Work to do:
Reproduce the text of every item below word for word, omitting the pictures.

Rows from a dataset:
== == ==
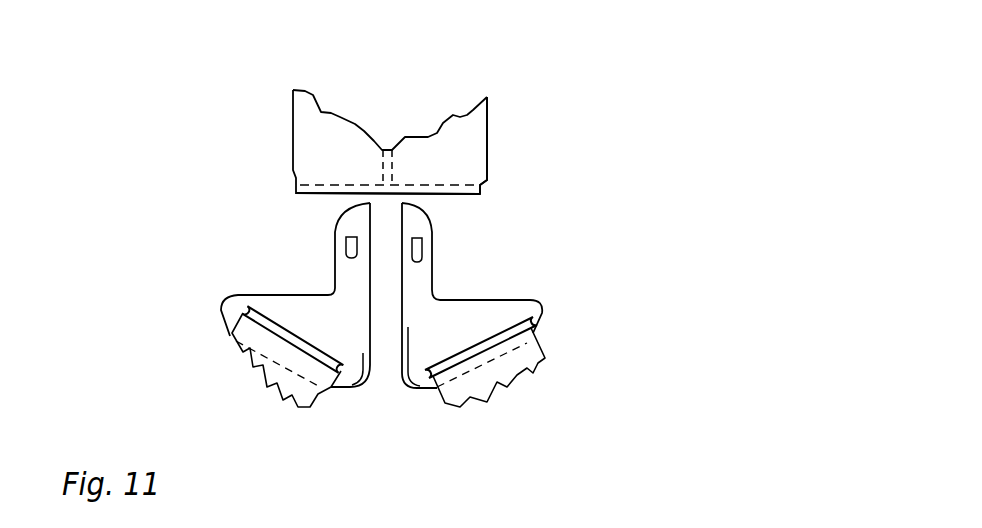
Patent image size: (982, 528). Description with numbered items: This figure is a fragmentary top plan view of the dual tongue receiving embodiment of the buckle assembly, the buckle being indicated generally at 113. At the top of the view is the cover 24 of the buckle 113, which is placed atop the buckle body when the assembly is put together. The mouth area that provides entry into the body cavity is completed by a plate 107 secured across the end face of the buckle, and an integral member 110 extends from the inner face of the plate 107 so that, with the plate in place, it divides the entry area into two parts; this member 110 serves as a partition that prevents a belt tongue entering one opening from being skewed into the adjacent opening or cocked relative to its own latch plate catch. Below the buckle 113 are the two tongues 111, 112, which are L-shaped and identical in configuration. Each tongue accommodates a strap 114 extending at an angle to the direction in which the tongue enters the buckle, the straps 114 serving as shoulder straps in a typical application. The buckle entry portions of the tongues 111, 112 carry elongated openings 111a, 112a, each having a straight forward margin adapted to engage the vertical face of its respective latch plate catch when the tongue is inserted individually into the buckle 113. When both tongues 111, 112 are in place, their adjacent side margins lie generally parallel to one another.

The cover 24 is at (317, 143).
The plate 107 is at (346, 195).
The integral member 110 is at (393, 167).
The buckle 113 is at (497, 162).
The tongue 111 is at (353, 353).
The elongated opening 111a is at (346, 243).
The tongue 112 is at (412, 378).
The elongated opening 112a is at (421, 247).
The straps 114 is at (302, 407).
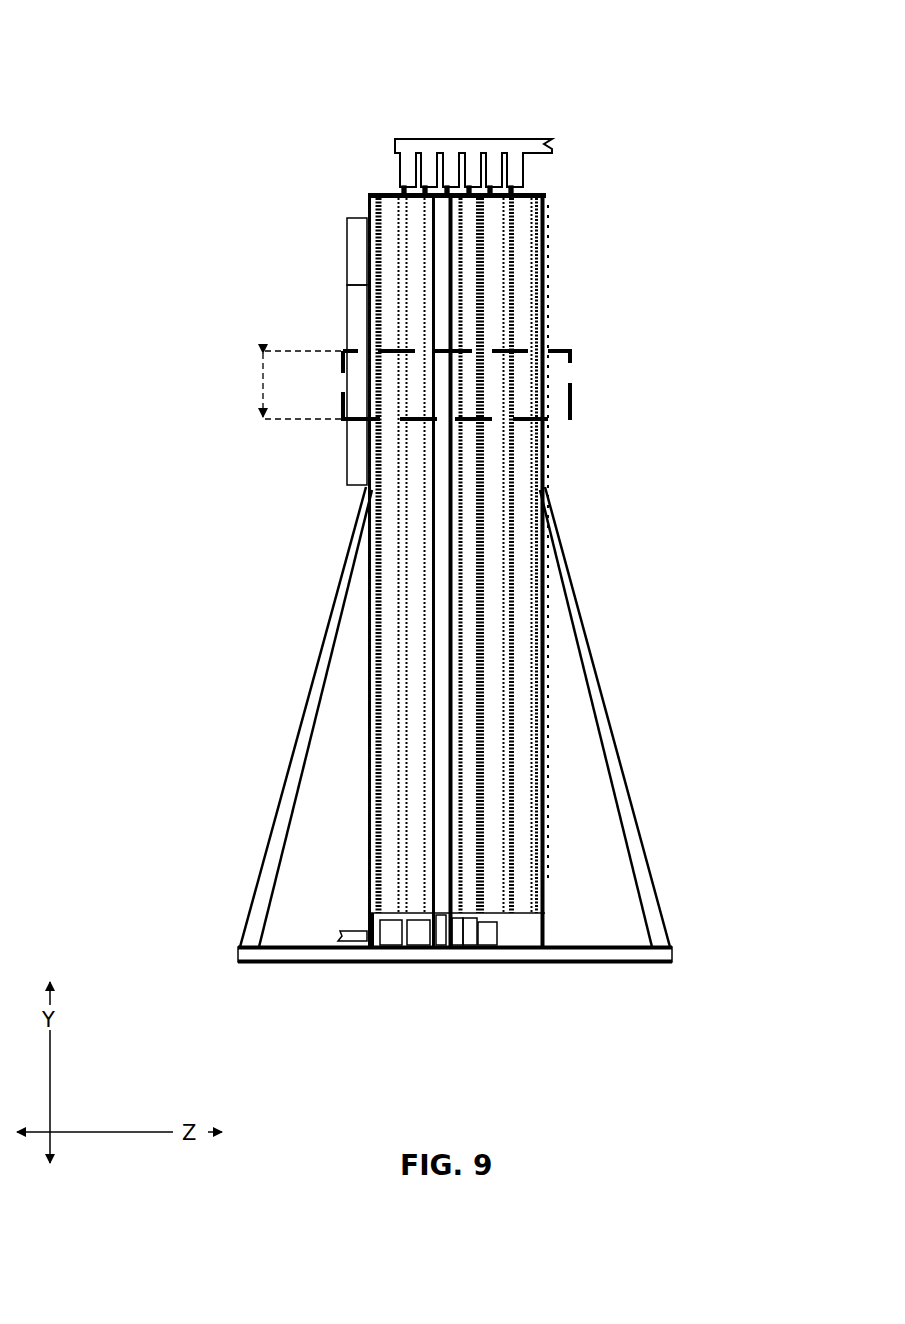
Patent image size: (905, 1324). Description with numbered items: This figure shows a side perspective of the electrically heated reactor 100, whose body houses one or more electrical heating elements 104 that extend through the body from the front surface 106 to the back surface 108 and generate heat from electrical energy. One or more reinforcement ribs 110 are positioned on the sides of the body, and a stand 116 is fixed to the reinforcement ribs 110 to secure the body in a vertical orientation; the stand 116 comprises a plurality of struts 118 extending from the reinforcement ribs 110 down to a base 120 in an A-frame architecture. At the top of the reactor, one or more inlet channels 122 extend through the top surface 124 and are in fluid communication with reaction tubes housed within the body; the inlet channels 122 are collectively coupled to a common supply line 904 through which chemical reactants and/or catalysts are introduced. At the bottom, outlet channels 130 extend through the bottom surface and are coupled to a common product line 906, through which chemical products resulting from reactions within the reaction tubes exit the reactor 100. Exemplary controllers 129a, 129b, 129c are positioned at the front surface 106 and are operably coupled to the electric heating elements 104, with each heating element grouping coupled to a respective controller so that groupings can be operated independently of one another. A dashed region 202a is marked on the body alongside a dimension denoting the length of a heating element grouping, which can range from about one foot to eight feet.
== == ==
Task solution:
Patent image size: (982, 528). Description with numbered items: This figure is a fragmentary top plan view of the dual tongue receiving embodiment of the buckle assembly, the buckle being indicated generally at 113. At the top of the view is the cover 24 of the buckle 113, which is placed atop the buckle body when the assembly is put together. The mouth area that provides entry into the body cavity is completed by a plate 107 secured across the end face of the buckle, and an integral member 110 extends from the inner face of the plate 107 so that, with the plate in place, it divides the entry area into two parts; this member 110 serves as a partition that prevents a belt tongue entering one opening from being skewed into the adjacent opening or cocked relative to its own latch plate catch. Below the buckle 113 are the two tongues 111, 112, which are L-shaped and identical in configuration. Each tongue accommodates a strap 114 extending at an angle to the direction in which the tongue enters the buckle, the straps 114 serving as shoulder straps in a typical application. The buckle entry portions of the tongues 111, 112 carry elongated openings 111a, 112a, each having a straight forward margin adapted to engage the vertical face of its respective latch plate catch when the tongue is inserted individually into the buckle 113. When both tongues 111, 112 are in place, their adjacent side margins lie generally parallel to one another.

The cover 24 is at (317, 143).
The plate 107 is at (346, 195).
The integral member 110 is at (393, 167).
The buckle 113 is at (497, 162).
The tongue 111 is at (353, 353).
The elongated opening 111a is at (346, 243).
The tongue 112 is at (412, 378).
The elongated opening 112a is at (421, 247).
The straps 114 is at (302, 407).
Patent image size: (905, 1324). Description with numbered items: This figure shows a side perspective of the electrically heated reactor 100, whose body houses one or more electrical heating elements 104 that extend through the body from the front surface 106 to the back surface 108 and generate heat from electrical energy. One or more reinforcement ribs 110 are positioned on the sides of the body, and a stand 116 is fixed to the reinforcement ribs 110 to secure the body in a vertical orientation; the stand 116 comprises a plurality of struts 118 extending from the reinforcement ribs 110 down to a base 120 in an A-frame architecture. At the top of the reactor, one or more inlet channels 122 extend through the top surface 124 and are in fluid communication with reaction tubes housed within the body; the inlet channels 122 are collectively coupled to a common supply line 904 through which chemical reactants and/or catalysts are introduced. At the bottom, outlet channels 130 extend through the bottom surface and are coupled to a common product line 906, through which chemical products resulting from reactions within the reaction tubes exit the reactor 100. Exemplary controllers 129a, 129b, 129c are positioned at the front surface 106 and are operably coupled to the electric heating elements 104, with each heating element grouping coupled to a respective controller so that groupings can be operated independently of one another. A dashed region 202a is marked on the body alongside a dimension denoting the length of a heating element grouping, which can range from about one foot to eight feet.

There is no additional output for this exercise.